Everything from the line with "Enumerate this screenshot's" to the end of the entries should be set down exactly, except the pictures.
<<<<
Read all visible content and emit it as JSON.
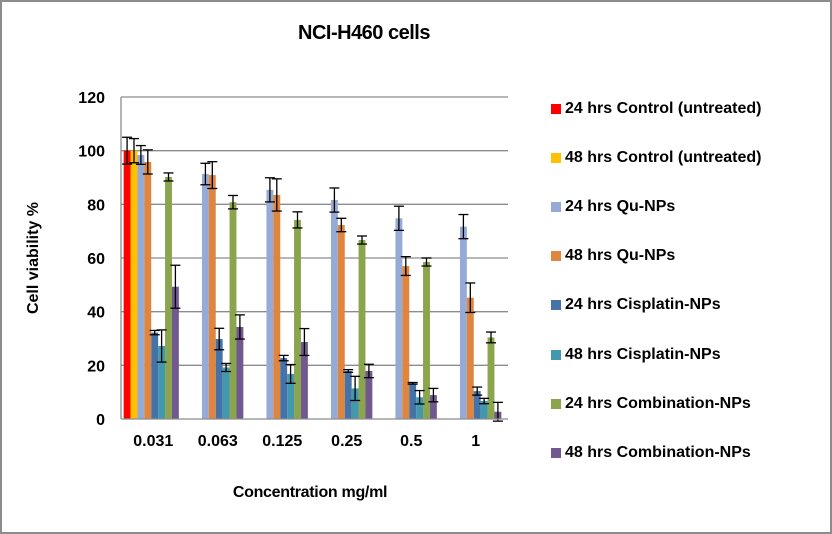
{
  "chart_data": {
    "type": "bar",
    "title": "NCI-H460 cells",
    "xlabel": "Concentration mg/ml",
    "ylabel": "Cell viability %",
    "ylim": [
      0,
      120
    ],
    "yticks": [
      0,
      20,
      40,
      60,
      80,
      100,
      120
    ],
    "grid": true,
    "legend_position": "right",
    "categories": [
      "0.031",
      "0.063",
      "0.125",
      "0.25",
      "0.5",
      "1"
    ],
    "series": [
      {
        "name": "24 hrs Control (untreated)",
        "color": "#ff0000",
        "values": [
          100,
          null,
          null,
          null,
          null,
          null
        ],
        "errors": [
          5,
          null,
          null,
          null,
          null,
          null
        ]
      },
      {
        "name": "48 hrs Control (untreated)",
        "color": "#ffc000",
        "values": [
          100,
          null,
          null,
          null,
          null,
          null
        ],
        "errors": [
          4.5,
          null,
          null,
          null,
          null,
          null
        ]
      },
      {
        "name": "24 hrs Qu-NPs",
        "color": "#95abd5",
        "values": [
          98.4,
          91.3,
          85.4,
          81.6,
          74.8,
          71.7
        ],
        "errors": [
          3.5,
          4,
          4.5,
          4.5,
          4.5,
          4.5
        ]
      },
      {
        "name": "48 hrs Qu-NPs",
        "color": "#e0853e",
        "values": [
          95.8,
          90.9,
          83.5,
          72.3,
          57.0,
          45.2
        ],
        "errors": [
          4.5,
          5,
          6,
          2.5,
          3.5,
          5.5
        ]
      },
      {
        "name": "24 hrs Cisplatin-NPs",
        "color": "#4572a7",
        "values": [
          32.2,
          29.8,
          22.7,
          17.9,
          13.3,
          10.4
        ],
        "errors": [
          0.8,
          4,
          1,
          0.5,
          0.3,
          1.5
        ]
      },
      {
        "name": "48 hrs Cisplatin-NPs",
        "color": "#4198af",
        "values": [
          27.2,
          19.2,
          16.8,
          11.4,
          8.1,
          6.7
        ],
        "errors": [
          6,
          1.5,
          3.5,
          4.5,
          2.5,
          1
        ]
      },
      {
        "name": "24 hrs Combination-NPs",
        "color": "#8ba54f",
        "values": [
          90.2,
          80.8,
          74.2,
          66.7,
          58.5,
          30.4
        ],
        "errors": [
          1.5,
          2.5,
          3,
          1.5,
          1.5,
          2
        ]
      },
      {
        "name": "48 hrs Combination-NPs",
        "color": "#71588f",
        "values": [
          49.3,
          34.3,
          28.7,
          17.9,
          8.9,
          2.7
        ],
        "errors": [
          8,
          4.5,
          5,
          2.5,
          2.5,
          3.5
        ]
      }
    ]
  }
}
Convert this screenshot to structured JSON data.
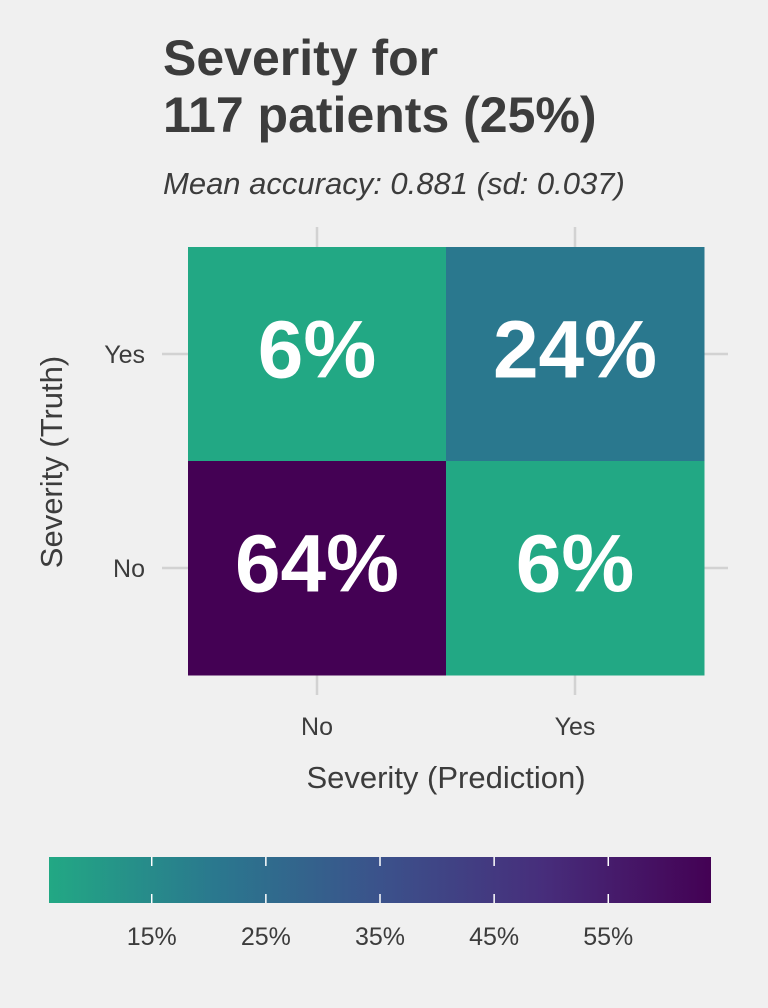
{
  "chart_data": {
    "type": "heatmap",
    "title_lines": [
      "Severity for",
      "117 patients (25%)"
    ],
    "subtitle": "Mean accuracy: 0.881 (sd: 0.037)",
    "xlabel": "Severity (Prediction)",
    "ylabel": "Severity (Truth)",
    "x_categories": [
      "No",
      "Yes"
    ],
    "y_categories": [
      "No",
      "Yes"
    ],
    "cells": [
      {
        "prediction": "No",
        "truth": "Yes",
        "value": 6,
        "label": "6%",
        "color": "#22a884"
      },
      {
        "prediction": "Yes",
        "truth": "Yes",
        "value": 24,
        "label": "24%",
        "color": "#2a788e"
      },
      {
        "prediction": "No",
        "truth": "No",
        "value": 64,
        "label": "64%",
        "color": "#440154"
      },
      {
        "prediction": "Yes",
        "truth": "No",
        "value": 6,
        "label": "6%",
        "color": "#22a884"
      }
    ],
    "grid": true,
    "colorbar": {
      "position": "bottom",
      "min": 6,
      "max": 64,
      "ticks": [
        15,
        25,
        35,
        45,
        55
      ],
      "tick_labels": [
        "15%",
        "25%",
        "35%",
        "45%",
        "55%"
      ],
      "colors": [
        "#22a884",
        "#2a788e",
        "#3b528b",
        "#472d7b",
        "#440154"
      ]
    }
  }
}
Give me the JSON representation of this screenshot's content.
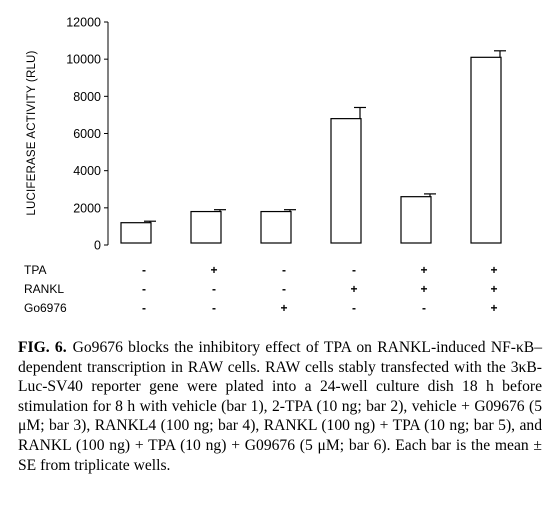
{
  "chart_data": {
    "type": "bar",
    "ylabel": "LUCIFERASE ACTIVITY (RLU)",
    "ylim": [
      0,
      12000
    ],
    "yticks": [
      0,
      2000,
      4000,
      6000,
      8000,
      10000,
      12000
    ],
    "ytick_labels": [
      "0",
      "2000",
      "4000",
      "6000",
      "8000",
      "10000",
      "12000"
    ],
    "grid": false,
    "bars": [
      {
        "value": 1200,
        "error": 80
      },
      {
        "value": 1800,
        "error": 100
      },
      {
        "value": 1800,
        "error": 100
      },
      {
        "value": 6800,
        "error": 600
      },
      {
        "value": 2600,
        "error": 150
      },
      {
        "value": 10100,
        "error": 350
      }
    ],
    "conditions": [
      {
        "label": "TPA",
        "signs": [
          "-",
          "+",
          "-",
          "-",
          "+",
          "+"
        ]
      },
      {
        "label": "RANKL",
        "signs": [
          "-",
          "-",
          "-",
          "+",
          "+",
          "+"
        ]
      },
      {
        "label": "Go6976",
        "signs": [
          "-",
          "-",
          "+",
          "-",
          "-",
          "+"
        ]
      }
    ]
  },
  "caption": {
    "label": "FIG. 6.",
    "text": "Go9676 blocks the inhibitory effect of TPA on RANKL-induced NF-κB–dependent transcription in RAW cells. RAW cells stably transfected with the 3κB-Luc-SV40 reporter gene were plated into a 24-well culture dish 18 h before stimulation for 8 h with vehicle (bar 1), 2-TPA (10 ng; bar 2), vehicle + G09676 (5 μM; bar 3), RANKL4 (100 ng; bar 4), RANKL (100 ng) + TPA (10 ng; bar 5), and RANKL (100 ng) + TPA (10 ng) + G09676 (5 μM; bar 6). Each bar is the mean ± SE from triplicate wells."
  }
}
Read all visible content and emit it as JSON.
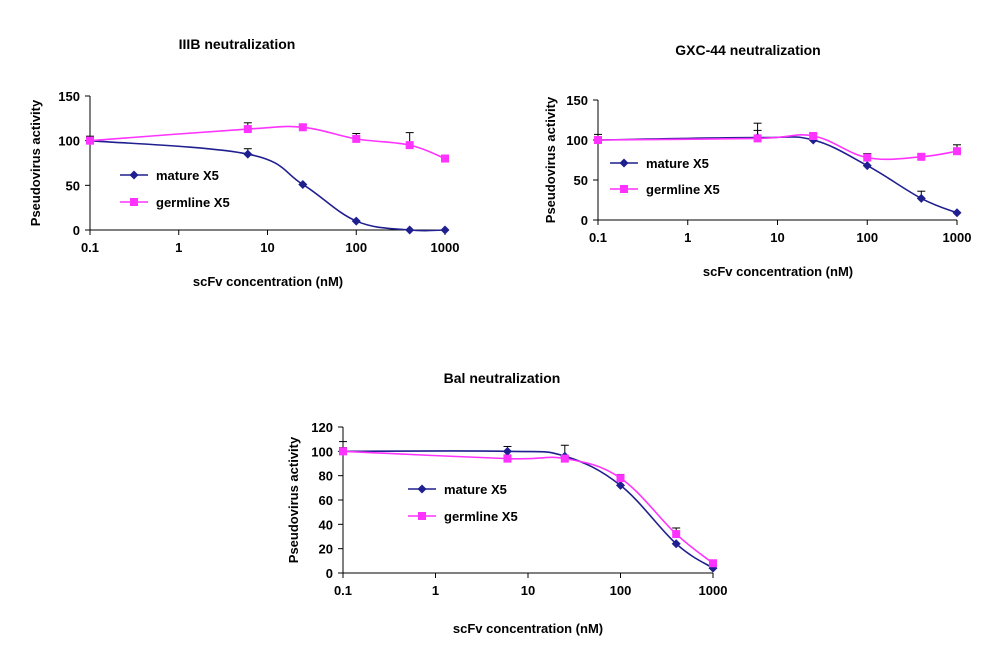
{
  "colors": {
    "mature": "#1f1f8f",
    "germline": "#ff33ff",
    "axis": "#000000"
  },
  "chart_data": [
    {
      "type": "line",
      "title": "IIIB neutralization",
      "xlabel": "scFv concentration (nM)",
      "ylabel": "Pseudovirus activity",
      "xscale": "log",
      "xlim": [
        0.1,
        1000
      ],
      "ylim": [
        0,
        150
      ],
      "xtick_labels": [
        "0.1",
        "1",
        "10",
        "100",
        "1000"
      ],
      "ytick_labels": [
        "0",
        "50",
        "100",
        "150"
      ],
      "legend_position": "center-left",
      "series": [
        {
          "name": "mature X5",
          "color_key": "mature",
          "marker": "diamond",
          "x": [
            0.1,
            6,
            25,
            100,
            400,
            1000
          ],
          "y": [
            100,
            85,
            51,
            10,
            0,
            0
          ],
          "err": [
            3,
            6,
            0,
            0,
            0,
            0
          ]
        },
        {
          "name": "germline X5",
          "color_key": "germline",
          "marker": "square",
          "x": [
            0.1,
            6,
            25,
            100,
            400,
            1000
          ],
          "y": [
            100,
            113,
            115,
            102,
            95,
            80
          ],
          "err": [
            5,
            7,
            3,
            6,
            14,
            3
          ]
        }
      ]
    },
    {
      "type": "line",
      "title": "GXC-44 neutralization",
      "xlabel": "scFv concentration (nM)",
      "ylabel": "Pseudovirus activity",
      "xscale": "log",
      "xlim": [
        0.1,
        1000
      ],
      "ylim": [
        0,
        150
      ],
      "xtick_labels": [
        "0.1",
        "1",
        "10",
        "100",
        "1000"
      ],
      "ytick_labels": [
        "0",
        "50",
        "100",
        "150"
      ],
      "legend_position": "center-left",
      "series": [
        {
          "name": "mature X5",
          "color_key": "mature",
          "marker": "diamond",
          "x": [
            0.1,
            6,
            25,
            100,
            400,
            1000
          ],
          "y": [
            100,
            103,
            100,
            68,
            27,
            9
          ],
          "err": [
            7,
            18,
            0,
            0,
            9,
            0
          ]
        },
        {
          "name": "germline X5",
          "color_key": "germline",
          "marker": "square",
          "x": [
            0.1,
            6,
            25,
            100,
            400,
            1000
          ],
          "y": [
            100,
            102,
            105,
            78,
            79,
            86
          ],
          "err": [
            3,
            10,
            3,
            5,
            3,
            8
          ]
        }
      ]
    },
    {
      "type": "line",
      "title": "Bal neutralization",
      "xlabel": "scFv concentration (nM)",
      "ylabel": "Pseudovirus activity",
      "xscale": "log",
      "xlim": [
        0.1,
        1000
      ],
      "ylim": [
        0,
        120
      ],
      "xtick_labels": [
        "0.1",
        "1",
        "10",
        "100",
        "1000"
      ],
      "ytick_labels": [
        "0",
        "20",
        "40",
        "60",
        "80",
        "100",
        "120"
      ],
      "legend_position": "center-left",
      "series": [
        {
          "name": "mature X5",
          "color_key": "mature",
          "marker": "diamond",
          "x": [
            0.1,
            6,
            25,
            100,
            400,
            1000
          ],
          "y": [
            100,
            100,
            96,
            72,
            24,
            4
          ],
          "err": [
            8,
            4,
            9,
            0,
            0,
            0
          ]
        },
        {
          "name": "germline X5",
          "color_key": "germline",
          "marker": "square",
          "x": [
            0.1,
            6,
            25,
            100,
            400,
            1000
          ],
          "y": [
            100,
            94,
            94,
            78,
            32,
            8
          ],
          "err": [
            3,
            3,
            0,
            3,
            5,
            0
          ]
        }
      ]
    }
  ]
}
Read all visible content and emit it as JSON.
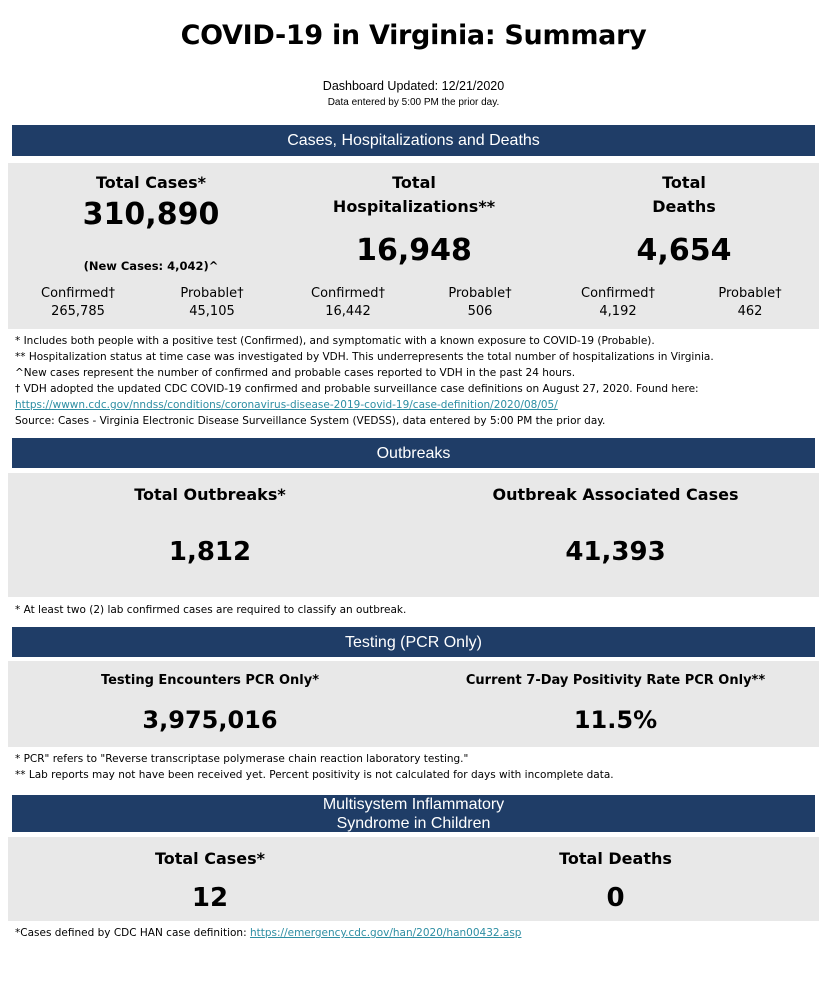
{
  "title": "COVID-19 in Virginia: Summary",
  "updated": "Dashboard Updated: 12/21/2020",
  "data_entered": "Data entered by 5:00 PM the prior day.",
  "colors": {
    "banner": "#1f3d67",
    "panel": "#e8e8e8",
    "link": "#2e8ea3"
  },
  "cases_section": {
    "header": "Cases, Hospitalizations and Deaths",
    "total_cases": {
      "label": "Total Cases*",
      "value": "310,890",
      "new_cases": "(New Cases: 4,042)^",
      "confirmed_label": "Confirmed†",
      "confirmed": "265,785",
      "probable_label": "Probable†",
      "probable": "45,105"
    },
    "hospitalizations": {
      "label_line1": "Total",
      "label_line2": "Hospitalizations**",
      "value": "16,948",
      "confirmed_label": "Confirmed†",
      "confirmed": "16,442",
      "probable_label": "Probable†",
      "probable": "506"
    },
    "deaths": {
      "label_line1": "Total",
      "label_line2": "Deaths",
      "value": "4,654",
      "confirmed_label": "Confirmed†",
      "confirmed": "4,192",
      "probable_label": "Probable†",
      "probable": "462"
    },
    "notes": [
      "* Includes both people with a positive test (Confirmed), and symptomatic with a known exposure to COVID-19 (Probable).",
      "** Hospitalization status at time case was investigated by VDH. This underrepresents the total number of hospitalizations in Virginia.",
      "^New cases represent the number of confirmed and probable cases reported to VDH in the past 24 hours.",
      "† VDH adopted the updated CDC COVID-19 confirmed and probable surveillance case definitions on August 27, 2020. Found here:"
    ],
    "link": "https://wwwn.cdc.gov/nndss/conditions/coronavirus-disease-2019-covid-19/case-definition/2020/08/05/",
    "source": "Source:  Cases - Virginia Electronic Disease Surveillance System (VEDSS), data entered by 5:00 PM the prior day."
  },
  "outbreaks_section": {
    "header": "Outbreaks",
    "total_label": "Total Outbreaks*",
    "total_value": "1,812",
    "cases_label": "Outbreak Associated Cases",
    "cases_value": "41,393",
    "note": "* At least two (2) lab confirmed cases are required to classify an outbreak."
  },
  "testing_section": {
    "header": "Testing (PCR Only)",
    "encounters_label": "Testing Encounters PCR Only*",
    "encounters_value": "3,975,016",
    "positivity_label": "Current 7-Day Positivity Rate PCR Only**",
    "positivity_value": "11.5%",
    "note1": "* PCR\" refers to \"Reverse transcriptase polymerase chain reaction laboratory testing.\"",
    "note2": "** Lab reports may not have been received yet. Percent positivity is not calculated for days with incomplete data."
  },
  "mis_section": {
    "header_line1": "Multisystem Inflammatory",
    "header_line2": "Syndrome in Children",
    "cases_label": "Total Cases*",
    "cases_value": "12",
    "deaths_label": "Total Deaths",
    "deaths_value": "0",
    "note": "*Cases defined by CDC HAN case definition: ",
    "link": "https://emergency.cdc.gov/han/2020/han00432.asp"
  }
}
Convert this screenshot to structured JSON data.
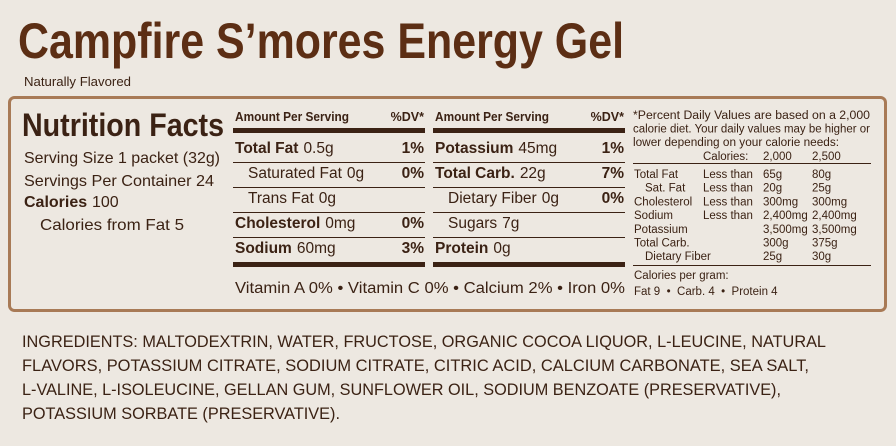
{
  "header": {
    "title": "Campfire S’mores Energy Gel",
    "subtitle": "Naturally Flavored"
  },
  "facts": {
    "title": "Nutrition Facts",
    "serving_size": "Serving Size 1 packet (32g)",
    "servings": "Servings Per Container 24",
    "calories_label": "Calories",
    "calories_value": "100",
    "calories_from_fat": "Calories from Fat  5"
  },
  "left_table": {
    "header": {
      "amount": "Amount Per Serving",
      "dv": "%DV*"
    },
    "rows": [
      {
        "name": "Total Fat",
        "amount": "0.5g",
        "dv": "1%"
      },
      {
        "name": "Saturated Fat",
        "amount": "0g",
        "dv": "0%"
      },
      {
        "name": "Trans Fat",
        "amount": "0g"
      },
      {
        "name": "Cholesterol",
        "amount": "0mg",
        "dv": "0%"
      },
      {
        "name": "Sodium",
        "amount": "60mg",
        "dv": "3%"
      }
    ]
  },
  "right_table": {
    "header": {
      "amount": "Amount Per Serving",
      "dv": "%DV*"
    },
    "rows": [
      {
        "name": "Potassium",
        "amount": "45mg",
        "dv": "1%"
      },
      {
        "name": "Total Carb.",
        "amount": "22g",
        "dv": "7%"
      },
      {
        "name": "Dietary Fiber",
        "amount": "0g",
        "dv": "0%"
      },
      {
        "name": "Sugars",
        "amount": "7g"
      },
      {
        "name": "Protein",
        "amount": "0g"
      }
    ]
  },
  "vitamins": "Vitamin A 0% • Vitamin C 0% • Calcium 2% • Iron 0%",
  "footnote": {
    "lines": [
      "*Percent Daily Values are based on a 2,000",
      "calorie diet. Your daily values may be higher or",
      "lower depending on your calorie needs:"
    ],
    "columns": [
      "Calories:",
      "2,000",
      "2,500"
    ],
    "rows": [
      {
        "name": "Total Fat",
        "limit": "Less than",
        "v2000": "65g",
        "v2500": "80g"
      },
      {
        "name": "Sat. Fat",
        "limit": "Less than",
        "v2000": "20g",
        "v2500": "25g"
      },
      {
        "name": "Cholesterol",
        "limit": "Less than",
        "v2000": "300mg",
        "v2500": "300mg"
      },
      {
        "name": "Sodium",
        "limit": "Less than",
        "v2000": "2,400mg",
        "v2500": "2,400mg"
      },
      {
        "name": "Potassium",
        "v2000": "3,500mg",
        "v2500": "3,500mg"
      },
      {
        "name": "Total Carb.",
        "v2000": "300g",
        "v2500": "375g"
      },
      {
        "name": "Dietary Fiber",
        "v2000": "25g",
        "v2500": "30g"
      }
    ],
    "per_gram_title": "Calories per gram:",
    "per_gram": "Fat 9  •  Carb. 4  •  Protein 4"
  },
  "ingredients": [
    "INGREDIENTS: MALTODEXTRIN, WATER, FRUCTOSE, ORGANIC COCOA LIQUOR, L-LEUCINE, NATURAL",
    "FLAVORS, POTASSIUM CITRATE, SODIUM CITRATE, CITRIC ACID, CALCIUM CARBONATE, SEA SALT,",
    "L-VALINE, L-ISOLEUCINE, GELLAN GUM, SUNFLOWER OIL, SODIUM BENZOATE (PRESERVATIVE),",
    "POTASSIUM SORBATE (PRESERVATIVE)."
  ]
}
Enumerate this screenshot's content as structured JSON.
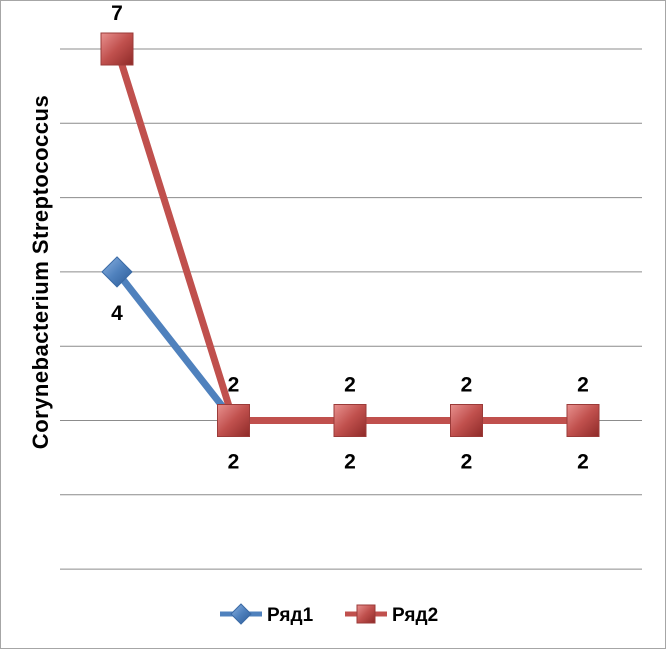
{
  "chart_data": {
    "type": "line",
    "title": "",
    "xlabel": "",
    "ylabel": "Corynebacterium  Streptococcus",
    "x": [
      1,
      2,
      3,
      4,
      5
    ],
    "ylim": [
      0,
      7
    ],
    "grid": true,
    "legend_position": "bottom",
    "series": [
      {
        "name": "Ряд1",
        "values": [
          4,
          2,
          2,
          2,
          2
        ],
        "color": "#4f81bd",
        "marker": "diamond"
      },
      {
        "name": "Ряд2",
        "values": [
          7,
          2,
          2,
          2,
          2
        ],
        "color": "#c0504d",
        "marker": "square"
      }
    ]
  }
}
>>>>
### Solution for this exercise
Enumerate this screenshot's content as structured JSON.
{
  "chart_data": {
    "type": "line",
    "title": "",
    "xlabel": "",
    "ylabel": "Corynebacterium  Streptococcus",
    "x": [
      1,
      2,
      3,
      4,
      5
    ],
    "ylim": [
      0,
      7
    ],
    "grid": true,
    "legend_position": "bottom",
    "series": [
      {
        "name": "Ряд1",
        "values": [
          4,
          2,
          2,
          2,
          2
        ],
        "color": "#4f81bd",
        "marker": "diamond"
      },
      {
        "name": "Ряд2",
        "values": [
          7,
          2,
          2,
          2,
          2
        ],
        "color": "#c0504d",
        "marker": "square"
      }
    ]
  }
}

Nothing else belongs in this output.